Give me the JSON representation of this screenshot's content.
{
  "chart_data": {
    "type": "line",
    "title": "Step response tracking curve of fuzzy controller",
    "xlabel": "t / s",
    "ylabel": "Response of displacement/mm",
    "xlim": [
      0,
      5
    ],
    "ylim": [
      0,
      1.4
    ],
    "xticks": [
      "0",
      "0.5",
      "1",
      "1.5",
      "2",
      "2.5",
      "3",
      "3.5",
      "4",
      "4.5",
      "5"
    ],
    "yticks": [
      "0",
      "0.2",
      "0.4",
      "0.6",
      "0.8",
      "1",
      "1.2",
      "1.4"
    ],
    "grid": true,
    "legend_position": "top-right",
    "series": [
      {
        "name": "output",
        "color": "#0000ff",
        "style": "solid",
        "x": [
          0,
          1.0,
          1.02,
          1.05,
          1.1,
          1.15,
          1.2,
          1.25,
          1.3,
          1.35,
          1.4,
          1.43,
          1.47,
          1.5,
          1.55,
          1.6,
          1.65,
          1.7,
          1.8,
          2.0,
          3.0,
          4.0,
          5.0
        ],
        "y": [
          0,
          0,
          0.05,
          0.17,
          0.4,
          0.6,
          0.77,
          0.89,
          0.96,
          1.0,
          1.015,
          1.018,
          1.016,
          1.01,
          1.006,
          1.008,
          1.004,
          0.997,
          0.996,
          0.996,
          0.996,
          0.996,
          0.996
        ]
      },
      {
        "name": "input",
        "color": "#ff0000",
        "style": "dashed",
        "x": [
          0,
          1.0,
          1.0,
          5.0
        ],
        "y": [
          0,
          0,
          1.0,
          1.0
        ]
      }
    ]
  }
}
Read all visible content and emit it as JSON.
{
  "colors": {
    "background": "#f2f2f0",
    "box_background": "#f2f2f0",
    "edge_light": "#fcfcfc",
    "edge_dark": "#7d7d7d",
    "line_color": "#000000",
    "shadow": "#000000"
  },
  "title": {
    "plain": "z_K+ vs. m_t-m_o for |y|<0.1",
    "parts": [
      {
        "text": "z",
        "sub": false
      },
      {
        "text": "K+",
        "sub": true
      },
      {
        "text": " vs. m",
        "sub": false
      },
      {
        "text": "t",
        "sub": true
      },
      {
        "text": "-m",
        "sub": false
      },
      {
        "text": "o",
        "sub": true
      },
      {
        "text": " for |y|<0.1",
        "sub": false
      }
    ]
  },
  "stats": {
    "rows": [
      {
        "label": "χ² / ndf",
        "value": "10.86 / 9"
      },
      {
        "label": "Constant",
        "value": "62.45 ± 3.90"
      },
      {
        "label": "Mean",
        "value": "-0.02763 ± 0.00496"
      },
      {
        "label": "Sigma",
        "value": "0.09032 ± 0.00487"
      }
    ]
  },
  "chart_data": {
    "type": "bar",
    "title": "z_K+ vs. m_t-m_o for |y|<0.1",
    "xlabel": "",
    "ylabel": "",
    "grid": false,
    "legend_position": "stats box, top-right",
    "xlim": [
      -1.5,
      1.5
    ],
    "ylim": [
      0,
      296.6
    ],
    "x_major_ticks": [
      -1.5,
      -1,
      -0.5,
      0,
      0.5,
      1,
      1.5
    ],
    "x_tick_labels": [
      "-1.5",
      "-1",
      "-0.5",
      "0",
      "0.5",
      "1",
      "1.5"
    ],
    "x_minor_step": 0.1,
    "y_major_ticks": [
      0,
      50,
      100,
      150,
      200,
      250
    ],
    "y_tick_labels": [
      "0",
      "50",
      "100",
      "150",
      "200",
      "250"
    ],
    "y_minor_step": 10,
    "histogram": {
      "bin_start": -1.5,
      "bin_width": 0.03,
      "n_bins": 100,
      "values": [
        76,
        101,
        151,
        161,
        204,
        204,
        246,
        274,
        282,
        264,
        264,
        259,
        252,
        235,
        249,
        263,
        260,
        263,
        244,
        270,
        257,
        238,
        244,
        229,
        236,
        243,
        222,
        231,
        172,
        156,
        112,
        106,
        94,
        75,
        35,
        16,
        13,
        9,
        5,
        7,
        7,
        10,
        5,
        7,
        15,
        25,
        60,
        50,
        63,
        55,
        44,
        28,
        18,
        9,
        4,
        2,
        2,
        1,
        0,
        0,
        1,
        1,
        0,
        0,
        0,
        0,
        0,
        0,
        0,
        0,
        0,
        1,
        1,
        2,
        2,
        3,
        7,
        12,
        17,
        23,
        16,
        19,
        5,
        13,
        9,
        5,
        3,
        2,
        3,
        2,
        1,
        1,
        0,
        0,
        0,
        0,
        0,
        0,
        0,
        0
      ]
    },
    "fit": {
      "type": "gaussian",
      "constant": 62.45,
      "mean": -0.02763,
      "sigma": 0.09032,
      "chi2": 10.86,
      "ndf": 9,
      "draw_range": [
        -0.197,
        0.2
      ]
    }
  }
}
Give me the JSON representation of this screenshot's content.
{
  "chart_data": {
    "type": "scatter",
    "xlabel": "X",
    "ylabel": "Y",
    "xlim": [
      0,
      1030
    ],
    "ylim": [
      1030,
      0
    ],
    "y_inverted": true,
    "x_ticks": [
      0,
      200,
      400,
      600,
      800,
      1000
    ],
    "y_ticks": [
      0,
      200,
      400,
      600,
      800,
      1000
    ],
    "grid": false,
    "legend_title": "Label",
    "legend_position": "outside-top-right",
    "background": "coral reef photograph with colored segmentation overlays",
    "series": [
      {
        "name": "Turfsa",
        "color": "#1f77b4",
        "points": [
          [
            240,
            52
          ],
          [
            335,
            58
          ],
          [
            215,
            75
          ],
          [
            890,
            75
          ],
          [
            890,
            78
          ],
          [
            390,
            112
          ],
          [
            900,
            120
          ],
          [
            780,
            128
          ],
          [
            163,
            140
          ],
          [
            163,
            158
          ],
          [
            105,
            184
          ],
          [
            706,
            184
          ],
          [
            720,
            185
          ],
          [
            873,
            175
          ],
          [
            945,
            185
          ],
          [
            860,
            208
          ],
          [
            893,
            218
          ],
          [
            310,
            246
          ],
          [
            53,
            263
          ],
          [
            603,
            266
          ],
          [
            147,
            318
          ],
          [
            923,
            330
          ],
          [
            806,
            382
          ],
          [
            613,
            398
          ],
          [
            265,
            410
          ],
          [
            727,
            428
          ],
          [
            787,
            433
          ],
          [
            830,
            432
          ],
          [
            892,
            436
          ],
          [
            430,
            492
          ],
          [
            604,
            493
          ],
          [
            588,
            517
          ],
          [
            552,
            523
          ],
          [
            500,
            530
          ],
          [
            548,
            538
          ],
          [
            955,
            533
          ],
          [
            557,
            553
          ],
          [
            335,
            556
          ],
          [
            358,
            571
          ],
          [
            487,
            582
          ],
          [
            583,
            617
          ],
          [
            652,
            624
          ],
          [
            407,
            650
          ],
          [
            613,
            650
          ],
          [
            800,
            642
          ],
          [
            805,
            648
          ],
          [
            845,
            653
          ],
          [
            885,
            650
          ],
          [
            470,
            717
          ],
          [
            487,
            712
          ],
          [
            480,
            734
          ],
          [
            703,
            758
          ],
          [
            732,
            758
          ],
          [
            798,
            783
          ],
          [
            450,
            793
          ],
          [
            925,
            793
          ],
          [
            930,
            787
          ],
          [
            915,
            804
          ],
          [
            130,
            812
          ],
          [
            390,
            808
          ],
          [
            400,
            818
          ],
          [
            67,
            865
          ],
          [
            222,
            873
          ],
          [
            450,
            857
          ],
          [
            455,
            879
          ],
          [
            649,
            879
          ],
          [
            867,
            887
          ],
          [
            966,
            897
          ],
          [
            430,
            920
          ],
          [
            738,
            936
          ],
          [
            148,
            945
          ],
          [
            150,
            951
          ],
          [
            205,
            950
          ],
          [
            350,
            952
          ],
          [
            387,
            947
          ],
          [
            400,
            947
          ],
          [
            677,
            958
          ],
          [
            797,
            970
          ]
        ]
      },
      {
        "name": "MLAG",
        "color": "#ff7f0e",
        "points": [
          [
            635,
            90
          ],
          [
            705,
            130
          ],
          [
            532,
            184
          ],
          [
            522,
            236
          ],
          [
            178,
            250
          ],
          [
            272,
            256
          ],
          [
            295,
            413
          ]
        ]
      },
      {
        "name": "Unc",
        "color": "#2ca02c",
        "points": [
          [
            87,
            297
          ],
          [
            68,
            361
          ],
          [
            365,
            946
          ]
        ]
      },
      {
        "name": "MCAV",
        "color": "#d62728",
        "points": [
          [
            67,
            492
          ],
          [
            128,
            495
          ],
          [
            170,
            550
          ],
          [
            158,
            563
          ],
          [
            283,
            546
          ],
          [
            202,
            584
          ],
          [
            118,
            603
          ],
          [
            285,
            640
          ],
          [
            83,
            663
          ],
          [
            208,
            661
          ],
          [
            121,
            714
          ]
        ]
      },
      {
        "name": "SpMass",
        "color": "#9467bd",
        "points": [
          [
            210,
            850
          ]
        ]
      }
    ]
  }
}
* * *
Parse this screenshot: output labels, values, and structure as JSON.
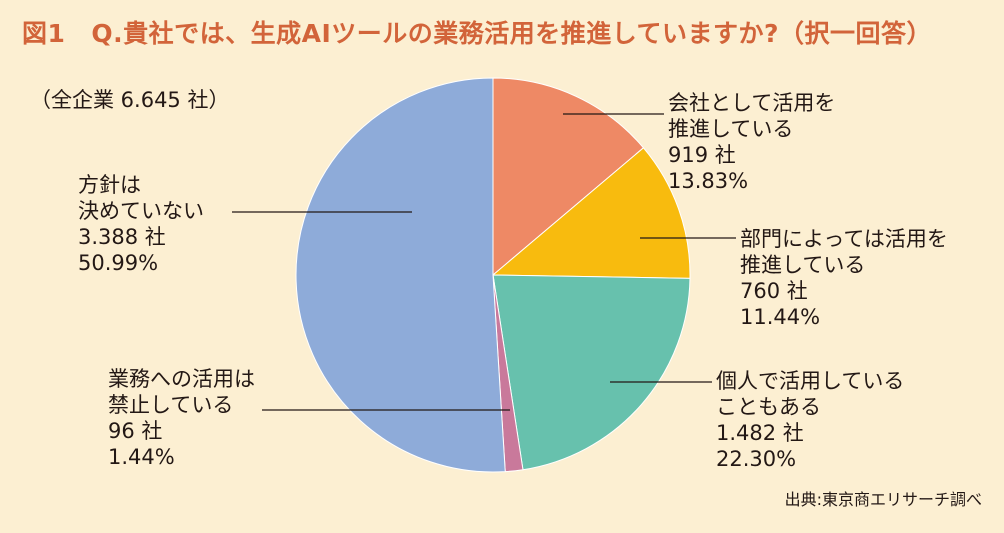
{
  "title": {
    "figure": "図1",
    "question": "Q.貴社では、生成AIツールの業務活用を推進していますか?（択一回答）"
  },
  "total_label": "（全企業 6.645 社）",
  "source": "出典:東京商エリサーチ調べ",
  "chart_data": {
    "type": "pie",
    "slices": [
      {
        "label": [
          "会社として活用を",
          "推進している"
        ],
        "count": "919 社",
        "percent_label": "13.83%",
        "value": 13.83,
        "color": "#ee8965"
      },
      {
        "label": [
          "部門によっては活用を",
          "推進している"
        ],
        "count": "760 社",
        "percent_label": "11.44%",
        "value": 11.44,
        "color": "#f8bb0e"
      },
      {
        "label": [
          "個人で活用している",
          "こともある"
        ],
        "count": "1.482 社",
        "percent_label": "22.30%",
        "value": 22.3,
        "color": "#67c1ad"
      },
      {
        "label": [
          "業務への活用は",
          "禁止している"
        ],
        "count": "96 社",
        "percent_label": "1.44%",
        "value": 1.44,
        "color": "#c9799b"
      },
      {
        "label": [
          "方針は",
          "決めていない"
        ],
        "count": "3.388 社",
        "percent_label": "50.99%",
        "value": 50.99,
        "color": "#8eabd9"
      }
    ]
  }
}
* * *
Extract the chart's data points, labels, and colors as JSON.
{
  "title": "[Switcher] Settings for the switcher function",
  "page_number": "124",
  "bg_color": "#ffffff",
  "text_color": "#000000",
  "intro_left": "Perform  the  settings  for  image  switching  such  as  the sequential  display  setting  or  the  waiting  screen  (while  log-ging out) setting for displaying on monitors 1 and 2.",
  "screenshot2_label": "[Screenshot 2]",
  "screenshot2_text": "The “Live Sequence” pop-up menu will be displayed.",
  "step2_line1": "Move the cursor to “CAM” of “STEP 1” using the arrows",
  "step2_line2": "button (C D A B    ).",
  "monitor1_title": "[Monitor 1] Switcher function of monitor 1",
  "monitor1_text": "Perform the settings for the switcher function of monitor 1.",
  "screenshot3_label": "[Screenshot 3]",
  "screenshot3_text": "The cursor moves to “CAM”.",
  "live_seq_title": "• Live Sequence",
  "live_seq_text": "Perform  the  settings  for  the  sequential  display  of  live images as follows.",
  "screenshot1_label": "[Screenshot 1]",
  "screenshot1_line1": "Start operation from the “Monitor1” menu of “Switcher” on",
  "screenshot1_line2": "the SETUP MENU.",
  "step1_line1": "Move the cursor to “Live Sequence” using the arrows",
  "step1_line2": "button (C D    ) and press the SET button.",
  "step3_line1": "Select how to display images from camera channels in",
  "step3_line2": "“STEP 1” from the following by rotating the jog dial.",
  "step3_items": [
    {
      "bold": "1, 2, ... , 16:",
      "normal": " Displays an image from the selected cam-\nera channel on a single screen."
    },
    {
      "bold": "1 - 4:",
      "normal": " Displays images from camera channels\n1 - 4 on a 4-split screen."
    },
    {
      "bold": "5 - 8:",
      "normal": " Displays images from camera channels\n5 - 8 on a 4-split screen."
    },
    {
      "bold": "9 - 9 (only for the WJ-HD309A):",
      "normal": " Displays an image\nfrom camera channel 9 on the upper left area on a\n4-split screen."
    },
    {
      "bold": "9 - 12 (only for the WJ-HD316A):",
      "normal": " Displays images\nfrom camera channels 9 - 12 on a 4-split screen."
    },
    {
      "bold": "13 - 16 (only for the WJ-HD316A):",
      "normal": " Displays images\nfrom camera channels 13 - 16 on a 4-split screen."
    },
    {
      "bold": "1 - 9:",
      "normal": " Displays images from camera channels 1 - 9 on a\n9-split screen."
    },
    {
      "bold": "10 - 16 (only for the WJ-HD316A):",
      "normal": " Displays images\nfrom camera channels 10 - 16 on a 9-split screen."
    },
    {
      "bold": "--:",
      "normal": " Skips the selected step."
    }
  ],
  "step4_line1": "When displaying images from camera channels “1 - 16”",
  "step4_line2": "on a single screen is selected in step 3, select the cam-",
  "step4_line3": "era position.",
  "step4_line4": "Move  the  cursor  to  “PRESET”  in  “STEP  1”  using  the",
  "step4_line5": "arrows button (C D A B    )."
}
* * *
What to work on -> Extract all lines from the data in which "bold" is found.

Solved problem ->
      "bold": "1, 2, ... , 16:",
      "bold": "1 - 4:",
      "bold": "5 - 8:",
      "bold": "9 - 9 (only for the WJ-HD309A):",
      "bold": "9 - 12 (only for the WJ-HD316A):",
      "bold": "13 - 16 (only for the WJ-HD316A):",
      "bold": "1 - 9:",
      "bold": "10 - 16 (only for the WJ-HD316A):",
      "bold": "--:",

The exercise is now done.